Description of the task: Pull each line containing "động" out of the data and copy it.

Record extracts:
+===+

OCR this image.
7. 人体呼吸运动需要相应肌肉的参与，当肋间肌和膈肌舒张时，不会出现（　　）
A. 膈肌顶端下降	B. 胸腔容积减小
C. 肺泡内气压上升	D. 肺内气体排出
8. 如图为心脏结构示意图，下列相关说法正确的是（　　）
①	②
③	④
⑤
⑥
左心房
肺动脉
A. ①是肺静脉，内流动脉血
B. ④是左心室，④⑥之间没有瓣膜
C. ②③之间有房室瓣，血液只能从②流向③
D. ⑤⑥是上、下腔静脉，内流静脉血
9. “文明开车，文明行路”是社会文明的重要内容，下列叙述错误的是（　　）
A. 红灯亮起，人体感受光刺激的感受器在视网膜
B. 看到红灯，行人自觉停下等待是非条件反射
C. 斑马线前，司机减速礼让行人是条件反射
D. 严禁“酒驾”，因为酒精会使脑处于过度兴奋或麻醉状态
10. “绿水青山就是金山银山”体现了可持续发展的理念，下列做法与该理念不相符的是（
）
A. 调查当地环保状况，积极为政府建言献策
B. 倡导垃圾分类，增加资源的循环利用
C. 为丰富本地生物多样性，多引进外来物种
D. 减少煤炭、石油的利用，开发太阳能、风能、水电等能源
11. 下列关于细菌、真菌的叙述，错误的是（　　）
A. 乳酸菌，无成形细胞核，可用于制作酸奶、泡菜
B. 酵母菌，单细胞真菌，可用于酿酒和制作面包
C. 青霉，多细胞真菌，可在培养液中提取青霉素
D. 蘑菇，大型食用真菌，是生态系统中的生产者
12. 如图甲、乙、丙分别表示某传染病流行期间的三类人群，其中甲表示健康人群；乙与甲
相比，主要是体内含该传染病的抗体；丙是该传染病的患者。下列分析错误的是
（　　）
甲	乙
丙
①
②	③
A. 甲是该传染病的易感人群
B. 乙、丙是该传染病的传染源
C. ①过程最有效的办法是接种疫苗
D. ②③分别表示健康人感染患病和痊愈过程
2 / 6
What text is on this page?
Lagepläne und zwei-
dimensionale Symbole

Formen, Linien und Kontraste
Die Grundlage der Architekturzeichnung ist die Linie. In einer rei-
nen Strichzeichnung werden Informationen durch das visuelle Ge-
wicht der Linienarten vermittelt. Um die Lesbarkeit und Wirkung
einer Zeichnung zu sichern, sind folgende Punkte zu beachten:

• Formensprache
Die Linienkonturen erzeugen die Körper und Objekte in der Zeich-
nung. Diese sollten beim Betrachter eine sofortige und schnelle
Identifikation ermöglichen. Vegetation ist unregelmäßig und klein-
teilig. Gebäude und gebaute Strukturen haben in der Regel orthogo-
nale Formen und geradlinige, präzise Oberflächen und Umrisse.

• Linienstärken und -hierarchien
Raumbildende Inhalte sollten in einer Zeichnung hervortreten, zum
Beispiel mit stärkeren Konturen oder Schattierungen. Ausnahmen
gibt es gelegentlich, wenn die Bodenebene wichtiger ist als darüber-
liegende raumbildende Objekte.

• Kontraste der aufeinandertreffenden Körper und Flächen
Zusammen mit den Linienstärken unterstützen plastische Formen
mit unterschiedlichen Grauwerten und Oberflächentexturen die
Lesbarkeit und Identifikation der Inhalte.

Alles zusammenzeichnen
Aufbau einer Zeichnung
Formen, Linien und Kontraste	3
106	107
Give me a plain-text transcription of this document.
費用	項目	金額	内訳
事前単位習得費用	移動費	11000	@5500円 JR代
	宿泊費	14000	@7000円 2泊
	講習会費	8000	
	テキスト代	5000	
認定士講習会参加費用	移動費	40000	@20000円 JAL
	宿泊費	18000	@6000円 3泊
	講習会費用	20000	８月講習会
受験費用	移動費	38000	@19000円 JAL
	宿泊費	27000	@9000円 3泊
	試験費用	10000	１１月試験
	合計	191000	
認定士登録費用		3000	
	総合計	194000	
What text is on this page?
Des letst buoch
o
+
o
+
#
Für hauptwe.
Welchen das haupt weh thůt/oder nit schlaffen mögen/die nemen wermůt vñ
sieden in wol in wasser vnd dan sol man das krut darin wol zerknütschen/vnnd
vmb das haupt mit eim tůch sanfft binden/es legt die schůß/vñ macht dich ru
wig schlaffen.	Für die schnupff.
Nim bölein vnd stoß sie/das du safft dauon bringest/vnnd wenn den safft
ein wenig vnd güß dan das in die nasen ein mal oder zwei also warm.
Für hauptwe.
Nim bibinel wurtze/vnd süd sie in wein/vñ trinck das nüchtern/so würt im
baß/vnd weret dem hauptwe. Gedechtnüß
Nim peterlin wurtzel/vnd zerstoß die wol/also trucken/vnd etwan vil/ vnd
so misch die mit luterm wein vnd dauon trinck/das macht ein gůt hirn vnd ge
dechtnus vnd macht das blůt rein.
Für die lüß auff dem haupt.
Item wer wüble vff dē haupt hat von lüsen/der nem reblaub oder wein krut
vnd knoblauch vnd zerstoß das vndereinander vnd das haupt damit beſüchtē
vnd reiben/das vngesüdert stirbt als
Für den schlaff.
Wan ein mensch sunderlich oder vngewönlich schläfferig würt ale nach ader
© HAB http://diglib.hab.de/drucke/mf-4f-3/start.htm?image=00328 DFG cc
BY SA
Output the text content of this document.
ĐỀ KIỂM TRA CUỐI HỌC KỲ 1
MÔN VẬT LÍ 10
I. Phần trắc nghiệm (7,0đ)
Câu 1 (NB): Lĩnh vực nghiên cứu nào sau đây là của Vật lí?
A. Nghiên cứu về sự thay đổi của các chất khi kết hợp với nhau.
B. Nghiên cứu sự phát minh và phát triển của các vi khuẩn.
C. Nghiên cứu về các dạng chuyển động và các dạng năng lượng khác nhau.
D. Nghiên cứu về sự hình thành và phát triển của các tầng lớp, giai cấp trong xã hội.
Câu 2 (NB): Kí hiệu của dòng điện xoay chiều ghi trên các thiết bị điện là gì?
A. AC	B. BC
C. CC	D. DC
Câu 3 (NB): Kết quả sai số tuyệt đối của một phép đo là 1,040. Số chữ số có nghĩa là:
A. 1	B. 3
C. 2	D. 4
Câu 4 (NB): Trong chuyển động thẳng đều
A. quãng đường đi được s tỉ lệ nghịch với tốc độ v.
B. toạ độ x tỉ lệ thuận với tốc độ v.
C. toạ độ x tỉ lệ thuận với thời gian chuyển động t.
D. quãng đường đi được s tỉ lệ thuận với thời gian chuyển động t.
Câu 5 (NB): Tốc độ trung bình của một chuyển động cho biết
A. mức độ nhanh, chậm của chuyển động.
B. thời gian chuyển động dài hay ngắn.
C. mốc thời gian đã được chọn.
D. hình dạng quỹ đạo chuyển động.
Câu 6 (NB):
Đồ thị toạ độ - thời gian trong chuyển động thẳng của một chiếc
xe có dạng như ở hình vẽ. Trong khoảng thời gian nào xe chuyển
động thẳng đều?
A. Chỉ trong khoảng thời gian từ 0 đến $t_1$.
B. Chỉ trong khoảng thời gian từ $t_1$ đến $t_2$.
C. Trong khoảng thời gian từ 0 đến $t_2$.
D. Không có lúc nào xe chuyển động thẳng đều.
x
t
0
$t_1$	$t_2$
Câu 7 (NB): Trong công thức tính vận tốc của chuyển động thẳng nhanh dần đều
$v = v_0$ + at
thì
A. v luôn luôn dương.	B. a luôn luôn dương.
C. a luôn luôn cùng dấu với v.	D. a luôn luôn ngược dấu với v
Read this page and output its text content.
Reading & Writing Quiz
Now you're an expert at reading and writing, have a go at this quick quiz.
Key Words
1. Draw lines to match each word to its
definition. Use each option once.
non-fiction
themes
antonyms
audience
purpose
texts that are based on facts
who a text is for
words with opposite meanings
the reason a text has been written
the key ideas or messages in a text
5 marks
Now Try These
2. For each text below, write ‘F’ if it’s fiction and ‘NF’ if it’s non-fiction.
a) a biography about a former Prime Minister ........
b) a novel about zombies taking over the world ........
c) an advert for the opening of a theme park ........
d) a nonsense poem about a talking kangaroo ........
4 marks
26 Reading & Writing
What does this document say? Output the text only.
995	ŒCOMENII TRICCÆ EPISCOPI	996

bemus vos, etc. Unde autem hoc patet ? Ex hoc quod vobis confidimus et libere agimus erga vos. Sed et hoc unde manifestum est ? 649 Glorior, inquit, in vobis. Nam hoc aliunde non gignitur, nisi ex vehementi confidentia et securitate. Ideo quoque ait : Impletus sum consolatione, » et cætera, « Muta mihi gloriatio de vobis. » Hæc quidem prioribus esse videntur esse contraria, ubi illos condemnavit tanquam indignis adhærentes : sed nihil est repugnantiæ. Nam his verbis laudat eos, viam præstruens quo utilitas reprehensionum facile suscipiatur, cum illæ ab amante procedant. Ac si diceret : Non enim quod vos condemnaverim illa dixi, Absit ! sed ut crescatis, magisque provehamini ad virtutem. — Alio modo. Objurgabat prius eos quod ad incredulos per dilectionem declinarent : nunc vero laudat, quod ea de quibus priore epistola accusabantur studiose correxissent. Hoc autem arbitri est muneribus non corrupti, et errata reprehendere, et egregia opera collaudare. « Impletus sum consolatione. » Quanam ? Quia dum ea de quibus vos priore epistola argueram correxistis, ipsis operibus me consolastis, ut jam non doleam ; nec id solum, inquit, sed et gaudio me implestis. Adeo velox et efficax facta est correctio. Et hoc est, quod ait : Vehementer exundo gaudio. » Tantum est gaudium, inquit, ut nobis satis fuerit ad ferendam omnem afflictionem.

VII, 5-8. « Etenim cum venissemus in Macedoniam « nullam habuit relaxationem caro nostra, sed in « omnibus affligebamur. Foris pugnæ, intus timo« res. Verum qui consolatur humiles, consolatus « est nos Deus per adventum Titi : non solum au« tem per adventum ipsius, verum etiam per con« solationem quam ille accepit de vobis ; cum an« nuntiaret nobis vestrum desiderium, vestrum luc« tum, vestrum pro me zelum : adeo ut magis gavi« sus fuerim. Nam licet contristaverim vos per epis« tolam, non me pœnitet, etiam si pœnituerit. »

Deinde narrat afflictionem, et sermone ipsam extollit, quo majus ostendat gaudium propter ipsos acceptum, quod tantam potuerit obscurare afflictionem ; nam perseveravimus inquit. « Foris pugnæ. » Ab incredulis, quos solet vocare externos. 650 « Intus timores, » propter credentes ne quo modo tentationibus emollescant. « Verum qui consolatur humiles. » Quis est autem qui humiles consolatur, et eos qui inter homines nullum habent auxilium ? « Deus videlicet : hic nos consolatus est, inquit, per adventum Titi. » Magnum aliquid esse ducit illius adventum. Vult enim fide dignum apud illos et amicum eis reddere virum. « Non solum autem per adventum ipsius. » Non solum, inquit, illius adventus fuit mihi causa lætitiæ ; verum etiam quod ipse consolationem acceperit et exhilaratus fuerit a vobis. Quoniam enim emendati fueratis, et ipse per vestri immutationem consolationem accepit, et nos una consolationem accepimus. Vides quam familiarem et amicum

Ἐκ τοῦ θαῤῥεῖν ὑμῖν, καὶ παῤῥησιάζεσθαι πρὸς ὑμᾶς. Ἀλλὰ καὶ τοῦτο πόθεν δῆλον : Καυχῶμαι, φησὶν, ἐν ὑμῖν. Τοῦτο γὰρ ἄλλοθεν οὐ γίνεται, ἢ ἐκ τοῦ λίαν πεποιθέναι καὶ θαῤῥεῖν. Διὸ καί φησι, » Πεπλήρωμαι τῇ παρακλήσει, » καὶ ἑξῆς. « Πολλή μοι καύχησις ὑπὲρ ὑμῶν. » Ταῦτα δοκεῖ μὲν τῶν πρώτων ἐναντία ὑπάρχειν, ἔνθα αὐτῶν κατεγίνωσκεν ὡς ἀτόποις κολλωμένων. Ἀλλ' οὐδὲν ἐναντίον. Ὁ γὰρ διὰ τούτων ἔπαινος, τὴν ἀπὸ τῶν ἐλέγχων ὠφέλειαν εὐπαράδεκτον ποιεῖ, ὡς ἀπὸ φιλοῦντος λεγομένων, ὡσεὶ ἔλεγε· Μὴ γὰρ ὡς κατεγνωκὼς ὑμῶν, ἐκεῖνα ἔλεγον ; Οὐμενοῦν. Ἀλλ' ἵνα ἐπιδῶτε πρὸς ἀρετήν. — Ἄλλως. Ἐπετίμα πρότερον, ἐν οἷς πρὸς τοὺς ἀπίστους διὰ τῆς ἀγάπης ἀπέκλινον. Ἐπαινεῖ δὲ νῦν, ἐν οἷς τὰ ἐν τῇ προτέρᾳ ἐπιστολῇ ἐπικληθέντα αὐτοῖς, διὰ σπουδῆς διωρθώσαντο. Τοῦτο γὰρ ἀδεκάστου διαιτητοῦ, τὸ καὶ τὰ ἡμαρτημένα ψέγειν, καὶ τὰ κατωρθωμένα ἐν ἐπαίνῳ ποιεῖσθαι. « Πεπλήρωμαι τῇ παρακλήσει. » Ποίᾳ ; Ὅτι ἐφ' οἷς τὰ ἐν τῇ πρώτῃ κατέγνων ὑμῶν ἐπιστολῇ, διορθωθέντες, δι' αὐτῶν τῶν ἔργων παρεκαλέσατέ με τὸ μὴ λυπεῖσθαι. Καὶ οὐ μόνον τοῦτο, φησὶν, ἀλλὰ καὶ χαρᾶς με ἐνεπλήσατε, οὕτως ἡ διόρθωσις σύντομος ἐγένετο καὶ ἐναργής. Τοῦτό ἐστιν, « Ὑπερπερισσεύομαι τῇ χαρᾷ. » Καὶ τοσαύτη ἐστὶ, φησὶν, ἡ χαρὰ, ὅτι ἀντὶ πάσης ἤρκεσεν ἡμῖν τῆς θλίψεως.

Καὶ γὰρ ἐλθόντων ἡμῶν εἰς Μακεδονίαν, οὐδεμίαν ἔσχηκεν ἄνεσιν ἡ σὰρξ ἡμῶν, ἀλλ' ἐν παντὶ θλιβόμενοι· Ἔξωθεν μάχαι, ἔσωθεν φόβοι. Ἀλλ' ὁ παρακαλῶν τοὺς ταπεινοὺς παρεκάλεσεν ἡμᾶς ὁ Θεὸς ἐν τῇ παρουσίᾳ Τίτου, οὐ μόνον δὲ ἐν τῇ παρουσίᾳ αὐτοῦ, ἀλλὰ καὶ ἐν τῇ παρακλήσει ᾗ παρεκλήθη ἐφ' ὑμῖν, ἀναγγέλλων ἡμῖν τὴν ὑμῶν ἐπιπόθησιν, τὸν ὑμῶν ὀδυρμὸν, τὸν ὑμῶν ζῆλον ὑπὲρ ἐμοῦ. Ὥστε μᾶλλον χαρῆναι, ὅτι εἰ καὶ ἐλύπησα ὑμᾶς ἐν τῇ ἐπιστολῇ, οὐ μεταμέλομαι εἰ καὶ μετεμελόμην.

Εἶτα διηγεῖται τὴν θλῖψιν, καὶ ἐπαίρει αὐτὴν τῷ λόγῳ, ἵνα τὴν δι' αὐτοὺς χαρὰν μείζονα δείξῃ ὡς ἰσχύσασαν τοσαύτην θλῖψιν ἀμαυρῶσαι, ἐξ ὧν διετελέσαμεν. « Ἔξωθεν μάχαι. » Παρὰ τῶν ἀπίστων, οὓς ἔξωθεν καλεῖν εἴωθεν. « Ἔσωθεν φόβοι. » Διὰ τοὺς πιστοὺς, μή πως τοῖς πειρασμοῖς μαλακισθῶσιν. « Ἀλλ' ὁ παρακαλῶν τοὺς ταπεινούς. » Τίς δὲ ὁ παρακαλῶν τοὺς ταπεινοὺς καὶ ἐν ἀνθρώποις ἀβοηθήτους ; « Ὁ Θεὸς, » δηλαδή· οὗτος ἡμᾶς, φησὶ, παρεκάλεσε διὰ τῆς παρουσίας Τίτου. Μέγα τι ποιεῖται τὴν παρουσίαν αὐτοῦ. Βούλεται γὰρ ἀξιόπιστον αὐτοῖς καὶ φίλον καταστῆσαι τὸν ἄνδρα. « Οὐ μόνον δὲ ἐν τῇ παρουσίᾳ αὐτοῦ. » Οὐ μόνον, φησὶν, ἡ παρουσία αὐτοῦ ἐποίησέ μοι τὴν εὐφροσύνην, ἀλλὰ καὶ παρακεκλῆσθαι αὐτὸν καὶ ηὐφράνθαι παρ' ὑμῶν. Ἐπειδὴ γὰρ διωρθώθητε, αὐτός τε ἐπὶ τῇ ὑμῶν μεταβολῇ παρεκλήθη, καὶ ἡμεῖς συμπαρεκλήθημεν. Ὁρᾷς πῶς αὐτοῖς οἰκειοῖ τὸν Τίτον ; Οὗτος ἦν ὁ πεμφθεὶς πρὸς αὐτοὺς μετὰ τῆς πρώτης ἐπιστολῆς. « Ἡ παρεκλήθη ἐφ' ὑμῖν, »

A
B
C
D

+===+

Complete output:
C. Nghiên cứu về các dạng chuyển động và các dạng năng lượng khác nhau.
Câu 4 (NB): Trong chuyển động thẳng đều
C. toạ độ x tỉ lệ thuận với thời gian chuyển động t.
D. quãng đường đi được s tỉ lệ thuận với thời gian chuyển động t.
Câu 5 (NB): Tốc độ trung bình của một chuyển động cho biết
A. mức độ nhanh, chậm của chuyển động.
B. thời gian chuyển động dài hay ngắn.
D. hình dạng quỹ đạo chuyển động.
Đồ thị toạ độ - thời gian trong chuyển động thẳng của một chiếc
động thẳng đều?
D. Không có lúc nào xe chuyển động thẳng đều.
Câu 7 (NB): Trong công thức tính vận tốc của chuyển động thẳng nhanh dần đều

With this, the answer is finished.